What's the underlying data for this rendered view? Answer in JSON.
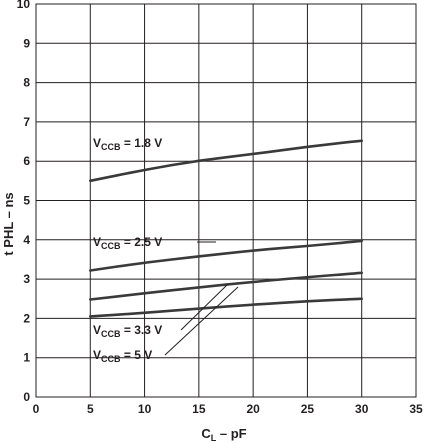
{
  "chart_data": {
    "type": "line",
    "xlabel": {
      "main": "C",
      "sub": "L",
      "rest": " – pF"
    },
    "ylabel": "t PHL – ns",
    "xlim": [
      0,
      35
    ],
    "ylim": [
      0,
      10
    ],
    "xticks": [
      "0",
      "5",
      "10",
      "15",
      "20",
      "25",
      "30",
      "35"
    ],
    "yticks": [
      "0",
      "1",
      "2",
      "3",
      "4",
      "5",
      "6",
      "7",
      "8",
      "9",
      "10"
    ],
    "grid": true,
    "series": [
      {
        "label": {
          "pre": "V",
          "sub": "CCB",
          "post": " = 1.8 V"
        },
        "x": [
          5,
          10,
          15,
          20,
          25,
          30
        ],
        "y": [
          5.5,
          5.78,
          6.02,
          6.18,
          6.37,
          6.52
        ]
      },
      {
        "label": {
          "pre": "V",
          "sub": "CCB",
          "post": " = 2.5 V"
        },
        "x": [
          5,
          10,
          15,
          20,
          25,
          30
        ],
        "y": [
          3.22,
          3.42,
          3.58,
          3.73,
          3.84,
          3.97
        ]
      },
      {
        "label": {
          "pre": "V",
          "sub": "CCB",
          "post": " = 3.3 V"
        },
        "x": [
          5,
          10,
          15,
          20,
          25,
          30
        ],
        "y": [
          2.48,
          2.64,
          2.79,
          2.93,
          3.05,
          3.16
        ]
      },
      {
        "label": {
          "pre": "V",
          "sub": "CCB",
          "post": " = 5 V"
        },
        "x": [
          5,
          10,
          15,
          20,
          25,
          30
        ],
        "y": [
          2.05,
          2.14,
          2.25,
          2.35,
          2.44,
          2.5
        ]
      }
    ]
  }
}
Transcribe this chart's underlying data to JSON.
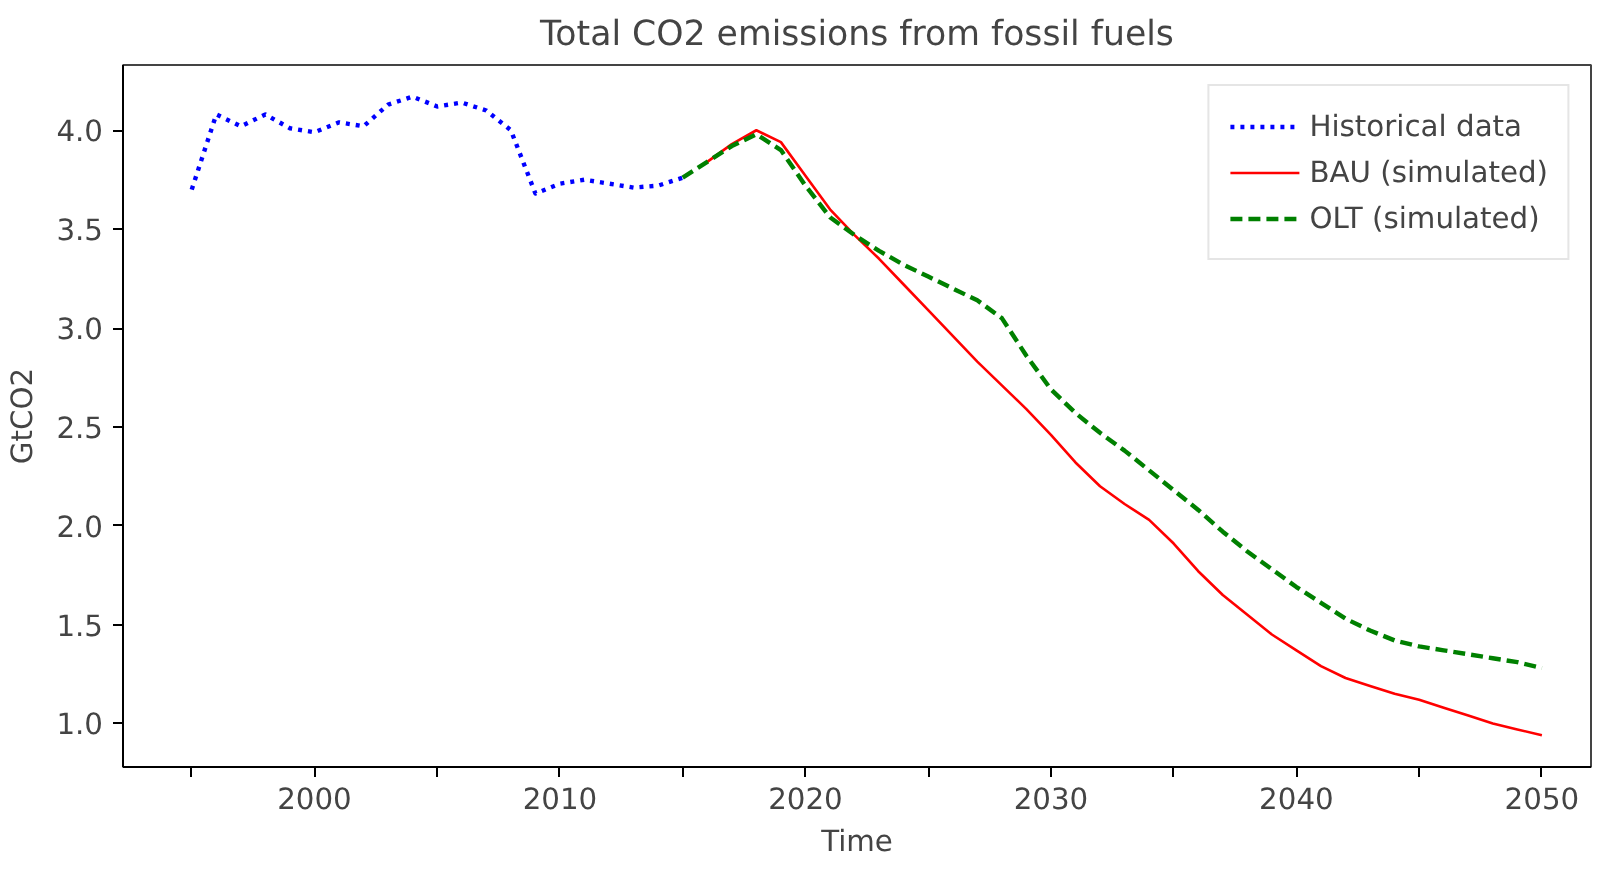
{
  "chart_data": {
    "type": "line",
    "title": "Total CO2 emissions from fossil fuels",
    "xlabel": "Time",
    "ylabel": "GtCO2",
    "xlim": [
      1992.2,
      2052.0
    ],
    "ylim": [
      0.78,
      4.33
    ],
    "xticks": [
      {
        "value": 1995,
        "label": null
      },
      2000,
      {
        "value": 2005,
        "label": null
      },
      2010,
      {
        "value": 2015,
        "label": null
      },
      2020,
      {
        "value": 2025,
        "label": null
      },
      2030,
      {
        "value": 2035,
        "label": null
      },
      2040,
      {
        "value": 2045,
        "label": null
      },
      2050
    ],
    "yticks": [
      {
        "value": 1.0,
        "label": "1.0"
      },
      1.5,
      {
        "value": 2.0,
        "label": "2.0"
      },
      2.5,
      {
        "value": 3.0,
        "label": "3.0"
      },
      3.5,
      {
        "value": 4.0,
        "label": "4.0"
      }
    ],
    "grid": false,
    "legend": "top right",
    "series": [
      {
        "name": "Historical data",
        "color": "#0000ff",
        "line_style": "dotted",
        "x": [
          1995,
          1996,
          1997,
          1998,
          1999,
          2000,
          2001,
          2002,
          2003,
          2004,
          2005,
          2006,
          2007,
          2008,
          2009,
          2010,
          2011,
          2012,
          2013,
          2014,
          2015
        ],
        "values": [
          3.7,
          4.08,
          4.02,
          4.08,
          4.01,
          3.99,
          4.04,
          4.02,
          4.13,
          4.17,
          4.12,
          4.14,
          4.1,
          4.0,
          3.68,
          3.73,
          3.75,
          3.73,
          3.71,
          3.72,
          3.76
        ]
      },
      {
        "name": "BAU (simulated)",
        "color": "#ff0000",
        "line_style": "solid",
        "x": [
          2016,
          2017,
          2018,
          2019,
          2020,
          2021,
          2022,
          2023,
          2024,
          2025,
          2026,
          2027,
          2028,
          2029,
          2030,
          2031,
          2032,
          2033,
          2034,
          2035,
          2036,
          2037,
          2038,
          2039,
          2040,
          2041,
          2042,
          2043,
          2044,
          2045,
          2046,
          2047,
          2048,
          2049,
          2050
        ],
        "values": [
          3.84,
          3.93,
          4.0,
          3.94,
          3.77,
          3.6,
          3.47,
          3.35,
          3.22,
          3.09,
          2.96,
          2.83,
          2.71,
          2.59,
          2.46,
          2.32,
          2.2,
          2.11,
          2.03,
          1.91,
          1.77,
          1.65,
          1.55,
          1.45,
          1.37,
          1.29,
          1.23,
          1.19,
          1.15,
          1.12,
          1.08,
          1.04,
          1.0,
          0.97,
          0.94
        ]
      },
      {
        "name": "OLT (simulated)",
        "color": "#008000",
        "line_style": "dashed",
        "x": [
          2015,
          2016,
          2017,
          2018,
          2019,
          2020,
          2021,
          2022,
          2023,
          2024,
          2025,
          2026,
          2027,
          2028,
          2029,
          2030,
          2031,
          2032,
          2033,
          2034,
          2035,
          2036,
          2037,
          2038,
          2039,
          2040,
          2041,
          2042,
          2043,
          2044,
          2045,
          2046,
          2047,
          2048,
          2049,
          2050
        ],
        "values": [
          3.76,
          3.84,
          3.92,
          3.98,
          3.9,
          3.72,
          3.56,
          3.47,
          3.39,
          3.32,
          3.26,
          3.2,
          3.14,
          3.05,
          2.86,
          2.69,
          2.57,
          2.47,
          2.38,
          2.28,
          2.18,
          2.08,
          1.97,
          1.87,
          1.78,
          1.69,
          1.61,
          1.53,
          1.47,
          1.42,
          1.39,
          1.37,
          1.35,
          1.33,
          1.31,
          1.28
        ]
      }
    ]
  }
}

++++++

## Written problem
Print all of the records shown above exactly, leaving out each picture.

## The response
What's the underlying data for this rendered view? Answer in JSON.
{
  "chart_data": {
    "type": "line",
    "xlabel": {
      "main": "C",
      "sub": "L",
      "rest": " – pF"
    },
    "ylabel": "t PHL – ns",
    "xlim": [
      0,
      35
    ],
    "ylim": [
      0,
      10
    ],
    "xticks": [
      "0",
      "5",
      "10",
      "15",
      "20",
      "25",
      "30",
      "35"
    ],
    "yticks": [
      "0",
      "1",
      "2",
      "3",
      "4",
      "5",
      "6",
      "7",
      "8",
      "9",
      "10"
    ],
    "grid": true,
    "series": [
      {
        "label": {
          "pre": "V",
          "sub": "CCB",
          "post": " = 1.8 V"
        },
        "x": [
          5,
          10,
          15,
          20,
          25,
          30
        ],
        "y": [
          5.5,
          5.78,
          6.02,
          6.18,
          6.37,
          6.52
        ]
      },
      {
        "label": {
          "pre": "V",
          "sub": "CCB",
          "post": " = 2.5 V"
        },
        "x": [
          5,
          10,
          15,
          20,
          25,
          30
        ],
        "y": [
          3.22,
          3.42,
          3.58,
          3.73,
          3.84,
          3.97
        ]
      },
      {
        "label": {
          "pre": "V",
          "sub": "CCB",
          "post": " = 3.3 V"
        },
        "x": [
          5,
          10,
          15,
          20,
          25,
          30
        ],
        "y": [
          2.48,
          2.64,
          2.79,
          2.93,
          3.05,
          3.16
        ]
      },
      {
        "label": {
          "pre": "V",
          "sub": "CCB",
          "post": " = 5 V"
        },
        "x": [
          5,
          10,
          15,
          20,
          25,
          30
        ],
        "y": [
          2.05,
          2.14,
          2.25,
          2.35,
          2.44,
          2.5
        ]
      }
    ]
  }
}
Transcribe this chart's underlying data to JSON.
{
  "chart_data": {
    "type": "line",
    "title": "Total CO2 emissions from fossil fuels",
    "xlabel": "Time",
    "ylabel": "GtCO2",
    "xlim": [
      1992.2,
      2052.0
    ],
    "ylim": [
      0.78,
      4.33
    ],
    "xticks": [
      {
        "value": 1995,
        "label": null
      },
      2000,
      {
        "value": 2005,
        "label": null
      },
      2010,
      {
        "value": 2015,
        "label": null
      },
      2020,
      {
        "value": 2025,
        "label": null
      },
      2030,
      {
        "value": 2035,
        "label": null
      },
      2040,
      {
        "value": 2045,
        "label": null
      },
      2050
    ],
    "yticks": [
      {
        "value": 1.0,
        "label": "1.0"
      },
      1.5,
      {
        "value": 2.0,
        "label": "2.0"
      },
      2.5,
      {
        "value": 3.0,
        "label": "3.0"
      },
      3.5,
      {
        "value": 4.0,
        "label": "4.0"
      }
    ],
    "grid": false,
    "legend": "top right",
    "series": [
      {
        "name": "Historical data",
        "color": "#0000ff",
        "line_style": "dotted",
        "x": [
          1995,
          1996,
          1997,
          1998,
          1999,
          2000,
          2001,
          2002,
          2003,
          2004,
          2005,
          2006,
          2007,
          2008,
          2009,
          2010,
          2011,
          2012,
          2013,
          2014,
          2015
        ],
        "values": [
          3.7,
          4.08,
          4.02,
          4.08,
          4.01,
          3.99,
          4.04,
          4.02,
          4.13,
          4.17,
          4.12,
          4.14,
          4.1,
          4.0,
          3.68,
          3.73,
          3.75,
          3.73,
          3.71,
          3.72,
          3.76
        ]
      },
      {
        "name": "BAU (simulated)",
        "color": "#ff0000",
        "line_style": "solid",
        "x": [
          2016,
          2017,
          2018,
          2019,
          2020,
          2021,
          2022,
          2023,
          2024,
          2025,
          2026,
          2027,
          2028,
          2029,
          2030,
          2031,
          2032,
          2033,
          2034,
          2035,
          2036,
          2037,
          2038,
          2039,
          2040,
          2041,
          2042,
          2043,
          2044,
          2045,
          2046,
          2047,
          2048,
          2049,
          2050
        ],
        "values": [
          3.84,
          3.93,
          4.0,
          3.94,
          3.77,
          3.6,
          3.47,
          3.35,
          3.22,
          3.09,
          2.96,
          2.83,
          2.71,
          2.59,
          2.46,
          2.32,
          2.2,
          2.11,
          2.03,
          1.91,
          1.77,
          1.65,
          1.55,
          1.45,
          1.37,
          1.29,
          1.23,
          1.19,
          1.15,
          1.12,
          1.08,
          1.04,
          1.0,
          0.97,
          0.94
        ]
      },
      {
        "name": "OLT (simulated)",
        "color": "#008000",
        "line_style": "dashed",
        "x": [
          2015,
          2016,
          2017,
          2018,
          2019,
          2020,
          2021,
          2022,
          2023,
          2024,
          2025,
          2026,
          2027,
          2028,
          2029,
          2030,
          2031,
          2032,
          2033,
          2034,
          2035,
          2036,
          2037,
          2038,
          2039,
          2040,
          2041,
          2042,
          2043,
          2044,
          2045,
          2046,
          2047,
          2048,
          2049,
          2050
        ],
        "values": [
          3.76,
          3.84,
          3.92,
          3.98,
          3.9,
          3.72,
          3.56,
          3.47,
          3.39,
          3.32,
          3.26,
          3.2,
          3.14,
          3.05,
          2.86,
          2.69,
          2.57,
          2.47,
          2.38,
          2.28,
          2.18,
          2.08,
          1.97,
          1.87,
          1.78,
          1.69,
          1.61,
          1.53,
          1.47,
          1.42,
          1.39,
          1.37,
          1.35,
          1.33,
          1.31,
          1.28
        ]
      }
    ]
  }
}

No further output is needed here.